### Data shown

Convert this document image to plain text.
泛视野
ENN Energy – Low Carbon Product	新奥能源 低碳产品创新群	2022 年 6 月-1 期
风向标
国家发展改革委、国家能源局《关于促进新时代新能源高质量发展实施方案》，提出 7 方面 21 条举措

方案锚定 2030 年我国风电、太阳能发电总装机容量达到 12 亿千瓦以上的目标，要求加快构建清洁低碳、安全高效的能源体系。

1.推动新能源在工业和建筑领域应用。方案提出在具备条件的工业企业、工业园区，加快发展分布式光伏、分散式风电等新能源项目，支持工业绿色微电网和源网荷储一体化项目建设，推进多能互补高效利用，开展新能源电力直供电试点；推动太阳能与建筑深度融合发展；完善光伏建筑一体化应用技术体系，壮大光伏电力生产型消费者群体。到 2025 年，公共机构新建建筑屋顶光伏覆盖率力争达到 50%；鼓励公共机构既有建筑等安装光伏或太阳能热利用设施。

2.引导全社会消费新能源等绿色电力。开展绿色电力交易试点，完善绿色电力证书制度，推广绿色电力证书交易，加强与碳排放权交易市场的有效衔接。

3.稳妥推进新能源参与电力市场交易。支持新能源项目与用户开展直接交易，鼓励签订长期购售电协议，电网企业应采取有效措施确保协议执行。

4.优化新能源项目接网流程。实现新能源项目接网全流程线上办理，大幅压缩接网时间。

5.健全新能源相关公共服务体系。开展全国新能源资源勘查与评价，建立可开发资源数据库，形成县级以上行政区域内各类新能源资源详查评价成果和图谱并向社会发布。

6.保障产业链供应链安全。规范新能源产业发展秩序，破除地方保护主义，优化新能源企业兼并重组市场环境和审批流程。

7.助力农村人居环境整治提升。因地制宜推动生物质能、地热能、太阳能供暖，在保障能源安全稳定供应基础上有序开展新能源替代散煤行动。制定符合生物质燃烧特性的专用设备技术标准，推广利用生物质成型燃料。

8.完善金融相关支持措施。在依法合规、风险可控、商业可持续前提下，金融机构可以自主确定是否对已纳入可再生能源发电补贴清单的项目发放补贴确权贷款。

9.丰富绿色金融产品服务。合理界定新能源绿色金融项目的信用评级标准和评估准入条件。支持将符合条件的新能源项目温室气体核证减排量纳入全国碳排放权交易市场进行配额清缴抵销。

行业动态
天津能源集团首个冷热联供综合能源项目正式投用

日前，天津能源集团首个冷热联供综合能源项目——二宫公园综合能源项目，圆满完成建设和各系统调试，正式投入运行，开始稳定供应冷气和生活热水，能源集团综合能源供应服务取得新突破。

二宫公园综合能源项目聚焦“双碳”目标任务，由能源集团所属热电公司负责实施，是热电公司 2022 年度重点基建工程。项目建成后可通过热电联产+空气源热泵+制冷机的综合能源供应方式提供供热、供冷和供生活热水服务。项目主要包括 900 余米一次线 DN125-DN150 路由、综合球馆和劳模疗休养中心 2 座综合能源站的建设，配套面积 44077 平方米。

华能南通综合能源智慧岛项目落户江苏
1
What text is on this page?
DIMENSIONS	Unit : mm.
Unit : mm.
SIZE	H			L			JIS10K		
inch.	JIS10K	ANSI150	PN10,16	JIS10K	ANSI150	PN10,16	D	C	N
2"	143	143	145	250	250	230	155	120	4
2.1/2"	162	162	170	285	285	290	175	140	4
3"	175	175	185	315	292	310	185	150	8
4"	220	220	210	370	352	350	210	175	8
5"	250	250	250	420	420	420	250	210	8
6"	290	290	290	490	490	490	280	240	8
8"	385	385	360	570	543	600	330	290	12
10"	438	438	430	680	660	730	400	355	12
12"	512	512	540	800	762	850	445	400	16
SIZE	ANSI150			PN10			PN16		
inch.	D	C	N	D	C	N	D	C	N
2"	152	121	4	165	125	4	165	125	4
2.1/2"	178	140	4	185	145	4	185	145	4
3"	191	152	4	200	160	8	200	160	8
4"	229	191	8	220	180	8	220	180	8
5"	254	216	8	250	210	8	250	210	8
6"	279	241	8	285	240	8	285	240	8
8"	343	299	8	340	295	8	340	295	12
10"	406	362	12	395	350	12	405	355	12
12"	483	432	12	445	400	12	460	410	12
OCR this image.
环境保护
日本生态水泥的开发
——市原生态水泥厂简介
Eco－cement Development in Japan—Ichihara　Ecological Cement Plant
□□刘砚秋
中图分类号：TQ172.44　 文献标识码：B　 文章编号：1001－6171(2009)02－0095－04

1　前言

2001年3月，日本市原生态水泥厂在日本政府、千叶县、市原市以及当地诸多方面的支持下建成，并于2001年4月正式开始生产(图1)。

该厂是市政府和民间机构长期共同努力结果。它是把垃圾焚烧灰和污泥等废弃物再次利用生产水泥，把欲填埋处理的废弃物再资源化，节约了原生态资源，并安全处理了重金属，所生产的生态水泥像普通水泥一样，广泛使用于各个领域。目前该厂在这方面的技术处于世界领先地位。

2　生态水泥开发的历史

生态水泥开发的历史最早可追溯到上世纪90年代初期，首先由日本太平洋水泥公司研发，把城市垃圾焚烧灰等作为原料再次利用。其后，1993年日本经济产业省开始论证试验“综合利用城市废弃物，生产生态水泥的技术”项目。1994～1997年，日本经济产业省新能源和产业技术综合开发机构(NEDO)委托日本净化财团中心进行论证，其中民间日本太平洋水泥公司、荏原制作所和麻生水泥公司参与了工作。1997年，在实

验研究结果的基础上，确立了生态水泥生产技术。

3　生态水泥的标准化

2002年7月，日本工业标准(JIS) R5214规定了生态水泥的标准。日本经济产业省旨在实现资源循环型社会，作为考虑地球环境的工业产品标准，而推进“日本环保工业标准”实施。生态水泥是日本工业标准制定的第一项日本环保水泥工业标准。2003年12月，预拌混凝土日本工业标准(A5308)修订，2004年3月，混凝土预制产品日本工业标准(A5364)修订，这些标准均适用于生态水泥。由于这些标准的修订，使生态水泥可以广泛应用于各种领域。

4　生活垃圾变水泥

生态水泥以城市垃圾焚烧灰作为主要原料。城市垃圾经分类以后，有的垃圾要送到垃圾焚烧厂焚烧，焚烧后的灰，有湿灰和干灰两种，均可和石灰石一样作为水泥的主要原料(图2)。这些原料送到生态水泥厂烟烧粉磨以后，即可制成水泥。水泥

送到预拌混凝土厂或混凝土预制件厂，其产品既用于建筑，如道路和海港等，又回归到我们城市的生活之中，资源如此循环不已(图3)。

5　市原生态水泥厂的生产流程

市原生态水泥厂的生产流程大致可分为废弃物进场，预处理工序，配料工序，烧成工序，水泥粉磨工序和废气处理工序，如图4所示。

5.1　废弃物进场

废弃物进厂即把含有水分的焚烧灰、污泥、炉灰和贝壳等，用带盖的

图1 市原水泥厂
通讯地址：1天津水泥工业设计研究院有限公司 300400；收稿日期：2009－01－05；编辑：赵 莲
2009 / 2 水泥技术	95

######

Print all of the entries again, exactly as written.

Convert this document image to plain text.
泛视野
ENN Energy – Low Carbon Product	新奥能源 低碳产品创新群	2022 年 6 月-1 期
风向标
国家发展改革委、国家能源局《关于促进新时代新能源高质量发展实施方案》，提出 7 方面 21 条举措

方案锚定 2030 年我国风电、太阳能发电总装机容量达到 12 亿千瓦以上的目标，要求加快构建清洁低碳、安全高效的能源体系。

1.推动新能源在工业和建筑领域应用。方案提出在具备条件的工业企业、工业园区，加快发展分布式光伏、分散式风电等新能源项目，支持工业绿色微电网和源网荷储一体化项目建设，推进多能互补高效利用，开展新能源电力直供电试点；推动太阳能与建筑深度融合发展；完善光伏建筑一体化应用技术体系，壮大光伏电力生产型消费者群体。到 2025 年，公共机构新建建筑屋顶光伏覆盖率力争达到 50%；鼓励公共机构既有建筑等安装光伏或太阳能热利用设施。

2.引导全社会消费新能源等绿色电力。开展绿色电力交易试点，完善绿色电力证书制度，推广绿色电力证书交易，加强与碳排放权交易市场的有效衔接。

3.稳妥推进新能源参与电力市场交易。支持新能源项目与用户开展直接交易，鼓励签订长期购售电协议，电网企业应采取有效措施确保协议执行。

4.优化新能源项目接网流程。实现新能源项目接网全流程线上办理，大幅压缩接网时间。

5.健全新能源相关公共服务体系。开展全国新能源资源勘查与评价，建立可开发资源数据库，形成县级以上行政区域内各类新能源资源详查评价成果和图谱并向社会发布。

6.保障产业链供应链安全。规范新能源产业发展秩序，破除地方保护主义，优化新能源企业兼并重组市场环境和审批流程。

7.助力农村人居环境整治提升。因地制宜推动生物质能、地热能、太阳能供暖，在保障能源安全稳定供应基础上有序开展新能源替代散煤行动。制定符合生物质燃烧特性的专用设备技术标准，推广利用生物质成型燃料。

8.完善金融相关支持措施。在依法合规、风险可控、商业可持续前提下，金融机构可以自主确定是否对已纳入可再生能源发电补贴清单的项目发放补贴确权贷款。

9.丰富绿色金融产品服务。合理界定新能源绿色金融项目的信用评级标准和评估准入条件。支持将符合条件的新能源项目温室气体核证减排量纳入全国碳排放权交易市场进行配额清缴抵销。

行业动态
天津能源集团首个冷热联供综合能源项目正式投用

日前，天津能源集团首个冷热联供综合能源项目——二宫公园综合能源项目，圆满完成建设和各系统调试，正式投入运行，开始稳定供应冷气和生活热水，能源集团综合能源供应服务取得新突破。

二宫公园综合能源项目聚焦“双碳”目标任务，由能源集团所属热电公司负责实施，是热电公司 2022 年度重点基建工程。项目建成后可通过热电联产+空气源热泵+制冷机的综合能源供应方式提供供热、供冷和供生活热水服务。项目主要包括 900 余米一次线 DN125-DN150 路由、综合球馆和劳模疗休养中心 2 座综合能源站的建设，配套面积 44077 平方米。

华能南通综合能源智慧岛项目落户江苏
1
What text is on this page?
DIMENSIONS	Unit : mm.
Unit : mm.
SIZE	H			L			JIS10K		
inch.	JIS10K	ANSI150	PN10,16	JIS10K	ANSI150	PN10,16	D	C	N
2"	143	143	145	250	250	230	155	120	4
2.1/2"	162	162	170	285	285	290	175	140	4
3"	175	175	185	315	292	310	185	150	8
4"	220	220	210	370	352	350	210	175	8
5"	250	250	250	420	420	420	250	210	8
6"	290	290	290	490	490	490	280	240	8
8"	385	385	360	570	543	600	330	290	12
10"	438	438	430	680	660	730	400	355	12
12"	512	512	540	800	762	850	445	400	16
SIZE	ANSI150			PN10			PN16		
inch.	D	C	N	D	C	N	D	C	N
2"	152	121	4	165	125	4	165	125	4
2.1/2"	178	140	4	185	145	4	185	145	4
3"	191	152	4	200	160	8	200	160	8
4"	229	191	8	220	180	8	220	180	8
5"	254	216	8	250	210	8	250	210	8
6"	279	241	8	285	240	8	285	240	8
8"	343	299	8	340	295	8	340	295	12
10"	406	362	12	395	350	12	405	355	12
12"	483	432	12	445	400	12	460	410	12
OCR this image.
环境保护
日本生态水泥的开发
——市原生态水泥厂简介
Eco－cement Development in Japan—Ichihara　Ecological Cement Plant
□□刘砚秋
中图分类号：TQ172.44　 文献标识码：B　 文章编号：1001－6171(2009)02－0095－04

1　前言

2001年3月，日本市原生态水泥厂在日本政府、千叶县、市原市以及当地诸多方面的支持下建成，并于2001年4月正式开始生产(图1)。

该厂是市政府和民间机构长期共同努力结果。它是把垃圾焚烧灰和污泥等废弃物再次利用生产水泥，把欲填埋处理的废弃物再资源化，节约了原生态资源，并安全处理了重金属，所生产的生态水泥像普通水泥一样，广泛使用于各个领域。目前该厂在这方面的技术处于世界领先地位。

2　生态水泥开发的历史

生态水泥开发的历史最早可追溯到上世纪90年代初期，首先由日本太平洋水泥公司研发，把城市垃圾焚烧灰等作为原料再次利用。其后，1993年日本经济产业省开始论证试验“综合利用城市废弃物，生产生态水泥的技术”项目。1994～1997年，日本经济产业省新能源和产业技术综合开发机构(NEDO)委托日本净化财团中心进行论证，其中民间日本太平洋水泥公司、荏原制作所和麻生水泥公司参与了工作。1997年，在实

验研究结果的基础上，确立了生态水泥生产技术。

3　生态水泥的标准化

2002年7月，日本工业标准(JIS) R5214规定了生态水泥的标准。日本经济产业省旨在实现资源循环型社会，作为考虑地球环境的工业产品标准，而推进“日本环保工业标准”实施。生态水泥是日本工业标准制定的第一项日本环保水泥工业标准。2003年12月，预拌混凝土日本工业标准(A5308)修订，2004年3月，混凝土预制产品日本工业标准(A5364)修订，这些标准均适用于生态水泥。由于这些标准的修订，使生态水泥可以广泛应用于各种领域。

4　生活垃圾变水泥

生态水泥以城市垃圾焚烧灰作为主要原料。城市垃圾经分类以后，有的垃圾要送到垃圾焚烧厂焚烧，焚烧后的灰，有湿灰和干灰两种，均可和石灰石一样作为水泥的主要原料(图2)。这些原料送到生态水泥厂烟烧粉磨以后，即可制成水泥。水泥

送到预拌混凝土厂或混凝土预制件厂，其产品既用于建筑，如道路和海港等，又回归到我们城市的生活之中，资源如此循环不已(图3)。

5　市原生态水泥厂的生产流程

市原生态水泥厂的生产流程大致可分为废弃物进场，预处理工序，配料工序，烧成工序，水泥粉磨工序和废气处理工序，如图4所示。

5.1　废弃物进场

废弃物进厂即把含有水分的焚烧灰、污泥、炉灰和贝壳等，用带盖的

图1 市原水泥厂
通讯地址：1天津水泥工业设计研究院有限公司 300400；收稿日期：2009－01－05；编辑：赵 莲
2009 / 2 水泥技术	95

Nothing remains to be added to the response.